OBJECTIVE:
Copy out all of the material exactly as presented.

§

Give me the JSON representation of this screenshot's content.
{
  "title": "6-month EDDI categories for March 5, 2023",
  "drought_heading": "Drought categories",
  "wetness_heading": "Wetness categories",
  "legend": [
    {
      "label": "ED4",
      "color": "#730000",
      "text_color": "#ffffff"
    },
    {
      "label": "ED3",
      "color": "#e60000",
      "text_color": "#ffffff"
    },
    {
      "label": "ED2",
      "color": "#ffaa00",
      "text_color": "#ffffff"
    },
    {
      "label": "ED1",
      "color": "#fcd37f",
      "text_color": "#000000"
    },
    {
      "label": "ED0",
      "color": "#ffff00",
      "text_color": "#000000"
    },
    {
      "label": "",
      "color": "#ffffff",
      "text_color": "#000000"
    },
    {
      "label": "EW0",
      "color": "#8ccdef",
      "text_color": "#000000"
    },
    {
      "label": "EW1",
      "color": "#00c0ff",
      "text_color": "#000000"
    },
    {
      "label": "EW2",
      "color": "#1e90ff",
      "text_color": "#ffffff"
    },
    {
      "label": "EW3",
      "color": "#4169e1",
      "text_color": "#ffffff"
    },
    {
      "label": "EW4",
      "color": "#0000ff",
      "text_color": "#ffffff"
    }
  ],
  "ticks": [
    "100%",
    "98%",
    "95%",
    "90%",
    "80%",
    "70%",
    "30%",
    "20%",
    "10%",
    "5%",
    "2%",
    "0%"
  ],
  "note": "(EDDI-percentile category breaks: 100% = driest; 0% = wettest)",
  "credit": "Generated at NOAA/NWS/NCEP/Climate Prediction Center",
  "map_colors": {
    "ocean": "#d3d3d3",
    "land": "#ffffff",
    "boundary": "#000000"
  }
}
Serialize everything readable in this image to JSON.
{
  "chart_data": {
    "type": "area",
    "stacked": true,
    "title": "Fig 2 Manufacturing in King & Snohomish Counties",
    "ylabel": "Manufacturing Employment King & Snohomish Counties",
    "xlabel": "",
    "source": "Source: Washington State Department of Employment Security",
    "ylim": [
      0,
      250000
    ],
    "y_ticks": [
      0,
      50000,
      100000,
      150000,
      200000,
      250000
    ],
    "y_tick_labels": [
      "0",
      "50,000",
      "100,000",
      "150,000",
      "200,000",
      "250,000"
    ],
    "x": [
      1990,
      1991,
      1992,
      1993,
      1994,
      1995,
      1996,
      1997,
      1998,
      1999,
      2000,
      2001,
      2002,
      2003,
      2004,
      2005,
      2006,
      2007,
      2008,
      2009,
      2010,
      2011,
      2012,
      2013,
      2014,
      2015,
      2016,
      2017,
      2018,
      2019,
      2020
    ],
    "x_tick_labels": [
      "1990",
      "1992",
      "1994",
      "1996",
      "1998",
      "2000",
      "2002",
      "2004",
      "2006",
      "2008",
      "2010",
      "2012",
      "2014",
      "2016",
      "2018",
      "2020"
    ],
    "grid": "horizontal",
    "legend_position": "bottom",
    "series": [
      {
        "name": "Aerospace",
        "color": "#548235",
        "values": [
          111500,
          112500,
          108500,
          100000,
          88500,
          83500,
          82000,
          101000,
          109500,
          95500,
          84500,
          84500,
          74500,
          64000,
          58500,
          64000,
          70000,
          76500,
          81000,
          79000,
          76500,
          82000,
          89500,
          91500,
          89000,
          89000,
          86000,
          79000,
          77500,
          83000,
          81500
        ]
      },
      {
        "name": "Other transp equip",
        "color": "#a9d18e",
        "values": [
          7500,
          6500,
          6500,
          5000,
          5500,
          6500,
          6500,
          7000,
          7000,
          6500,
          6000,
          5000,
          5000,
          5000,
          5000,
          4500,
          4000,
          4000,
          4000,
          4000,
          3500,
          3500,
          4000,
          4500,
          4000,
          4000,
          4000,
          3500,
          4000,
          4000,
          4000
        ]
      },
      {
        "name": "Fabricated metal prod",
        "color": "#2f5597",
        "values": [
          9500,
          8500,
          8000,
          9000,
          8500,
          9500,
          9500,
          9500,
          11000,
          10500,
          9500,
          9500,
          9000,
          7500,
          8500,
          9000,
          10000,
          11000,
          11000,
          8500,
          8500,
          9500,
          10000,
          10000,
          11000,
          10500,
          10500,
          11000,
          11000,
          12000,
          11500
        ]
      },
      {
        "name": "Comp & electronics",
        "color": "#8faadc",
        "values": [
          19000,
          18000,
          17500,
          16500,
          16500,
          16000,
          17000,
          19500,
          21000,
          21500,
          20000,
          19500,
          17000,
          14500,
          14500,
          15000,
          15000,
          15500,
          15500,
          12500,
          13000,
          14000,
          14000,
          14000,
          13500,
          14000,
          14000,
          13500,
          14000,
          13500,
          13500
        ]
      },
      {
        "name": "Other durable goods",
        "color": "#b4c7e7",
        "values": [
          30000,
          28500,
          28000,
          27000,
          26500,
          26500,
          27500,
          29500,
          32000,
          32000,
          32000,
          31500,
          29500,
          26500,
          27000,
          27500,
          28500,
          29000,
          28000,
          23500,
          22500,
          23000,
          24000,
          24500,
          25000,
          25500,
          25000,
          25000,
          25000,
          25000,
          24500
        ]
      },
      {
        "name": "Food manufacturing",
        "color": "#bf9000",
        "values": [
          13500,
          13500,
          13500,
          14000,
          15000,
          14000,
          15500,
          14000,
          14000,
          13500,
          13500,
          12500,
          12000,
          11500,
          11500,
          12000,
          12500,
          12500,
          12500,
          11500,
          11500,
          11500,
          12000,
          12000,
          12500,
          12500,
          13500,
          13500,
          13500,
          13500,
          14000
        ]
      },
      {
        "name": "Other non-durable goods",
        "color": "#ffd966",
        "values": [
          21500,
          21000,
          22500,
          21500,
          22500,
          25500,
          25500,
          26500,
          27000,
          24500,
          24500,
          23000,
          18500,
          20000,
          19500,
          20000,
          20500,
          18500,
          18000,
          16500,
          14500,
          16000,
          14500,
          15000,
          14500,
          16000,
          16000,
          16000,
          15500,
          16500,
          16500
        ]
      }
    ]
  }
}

§

WRITTEN SOLUTION:
Give me the JSON representation of this screenshot's content.
{
  "title": "6-month EDDI categories for March 5, 2023",
  "drought_heading": "Drought categories",
  "wetness_heading": "Wetness categories",
  "legend": [
    {
      "label": "ED4",
      "color": "#730000",
      "text_color": "#ffffff"
    },
    {
      "label": "ED3",
      "color": "#e60000",
      "text_color": "#ffffff"
    },
    {
      "label": "ED2",
      "color": "#ffaa00",
      "text_color": "#ffffff"
    },
    {
      "label": "ED1",
      "color": "#fcd37f",
      "text_color": "#000000"
    },
    {
      "label": "ED0",
      "color": "#ffff00",
      "text_color": "#000000"
    },
    {
      "label": "",
      "color": "#ffffff",
      "text_color": "#000000"
    },
    {
      "label": "EW0",
      "color": "#8ccdef",
      "text_color": "#000000"
    },
    {
      "label": "EW1",
      "color": "#00c0ff",
      "text_color": "#000000"
    },
    {
      "label": "EW2",
      "color": "#1e90ff",
      "text_color": "#ffffff"
    },
    {
      "label": "EW3",
      "color": "#4169e1",
      "text_color": "#ffffff"
    },
    {
      "label": "EW4",
      "color": "#0000ff",
      "text_color": "#ffffff"
    }
  ],
  "ticks": [
    "100%",
    "98%",
    "95%",
    "90%",
    "80%",
    "70%",
    "30%",
    "20%",
    "10%",
    "5%",
    "2%",
    "0%"
  ],
  "note": "(EDDI-percentile category breaks: 100% = driest; 0% = wettest)",
  "credit": "Generated at NOAA/NWS/NCEP/Climate Prediction Center",
  "map_colors": {
    "ocean": "#d3d3d3",
    "land": "#ffffff",
    "boundary": "#000000"
  }
}
Serialize everything readable in this image to JSON.
{
  "chart_data": {
    "type": "area",
    "stacked": true,
    "title": "Fig 2 Manufacturing in King & Snohomish Counties",
    "ylabel": "Manufacturing Employment King & Snohomish Counties",
    "xlabel": "",
    "source": "Source: Washington State Department of Employment Security",
    "ylim": [
      0,
      250000
    ],
    "y_ticks": [
      0,
      50000,
      100000,
      150000,
      200000,
      250000
    ],
    "y_tick_labels": [
      "0",
      "50,000",
      "100,000",
      "150,000",
      "200,000",
      "250,000"
    ],
    "x": [
      1990,
      1991,
      1992,
      1993,
      1994,
      1995,
      1996,
      1997,
      1998,
      1999,
      2000,
      2001,
      2002,
      2003,
      2004,
      2005,
      2006,
      2007,
      2008,
      2009,
      2010,
      2011,
      2012,
      2013,
      2014,
      2015,
      2016,
      2017,
      2018,
      2019,
      2020
    ],
    "x_tick_labels": [
      "1990",
      "1992",
      "1994",
      "1996",
      "1998",
      "2000",
      "2002",
      "2004",
      "2006",
      "2008",
      "2010",
      "2012",
      "2014",
      "2016",
      "2018",
      "2020"
    ],
    "grid": "horizontal",
    "legend_position": "bottom",
    "series": [
      {
        "name": "Aerospace",
        "color": "#548235",
        "values": [
          111500,
          112500,
          108500,
          100000,
          88500,
          83500,
          82000,
          101000,
          109500,
          95500,
          84500,
          84500,
          74500,
          64000,
          58500,
          64000,
          70000,
          76500,
          81000,
          79000,
          76500,
          82000,
          89500,
          91500,
          89000,
          89000,
          86000,
          79000,
          77500,
          83000,
          81500
        ]
      },
      {
        "name": "Other transp equip",
        "color": "#a9d18e",
        "values": [
          7500,
          6500,
          6500,
          5000,
          5500,
          6500,
          6500,
          7000,
          7000,
          6500,
          6000,
          5000,
          5000,
          5000,
          5000,
          4500,
          4000,
          4000,
          4000,
          4000,
          3500,
          3500,
          4000,
          4500,
          4000,
          4000,
          4000,
          3500,
          4000,
          4000,
          4000
        ]
      },
      {
        "name": "Fabricated metal prod",
        "color": "#2f5597",
        "values": [
          9500,
          8500,
          8000,
          9000,
          8500,
          9500,
          9500,
          9500,
          11000,
          10500,
          9500,
          9500,
          9000,
          7500,
          8500,
          9000,
          10000,
          11000,
          11000,
          8500,
          8500,
          9500,
          10000,
          10000,
          11000,
          10500,
          10500,
          11000,
          11000,
          12000,
          11500
        ]
      },
      {
        "name": "Comp & electronics",
        "color": "#8faadc",
        "values": [
          19000,
          18000,
          17500,
          16500,
          16500,
          16000,
          17000,
          19500,
          21000,
          21500,
          20000,
          19500,
          17000,
          14500,
          14500,
          15000,
          15000,
          15500,
          15500,
          12500,
          13000,
          14000,
          14000,
          14000,
          13500,
          14000,
          14000,
          13500,
          14000,
          13500,
          13500
        ]
      },
      {
        "name": "Other durable goods",
        "color": "#b4c7e7",
        "values": [
          30000,
          28500,
          28000,
          27000,
          26500,
          26500,
          27500,
          29500,
          32000,
          32000,
          32000,
          31500,
          29500,
          26500,
          27000,
          27500,
          28500,
          29000,
          28000,
          23500,
          22500,
          23000,
          24000,
          24500,
          25000,
          25500,
          25000,
          25000,
          25000,
          25000,
          24500
        ]
      },
      {
        "name": "Food manufacturing",
        "color": "#bf9000",
        "values": [
          13500,
          13500,
          13500,
          14000,
          15000,
          14000,
          15500,
          14000,
          14000,
          13500,
          13500,
          12500,
          12000,
          11500,
          11500,
          12000,
          12500,
          12500,
          12500,
          11500,
          11500,
          11500,
          12000,
          12000,
          12500,
          12500,
          13500,
          13500,
          13500,
          13500,
          14000
        ]
      },
      {
        "name": "Other non-durable goods",
        "color": "#ffd966",
        "values": [
          21500,
          21000,
          22500,
          21500,
          22500,
          25500,
          25500,
          26500,
          27000,
          24500,
          24500,
          23000,
          18500,
          20000,
          19500,
          20000,
          20500,
          18500,
          18000,
          16500,
          14500,
          16000,
          14500,
          15000,
          14500,
          16000,
          16000,
          16000,
          15500,
          16500,
          16500
        ]
      }
    ]
  }
}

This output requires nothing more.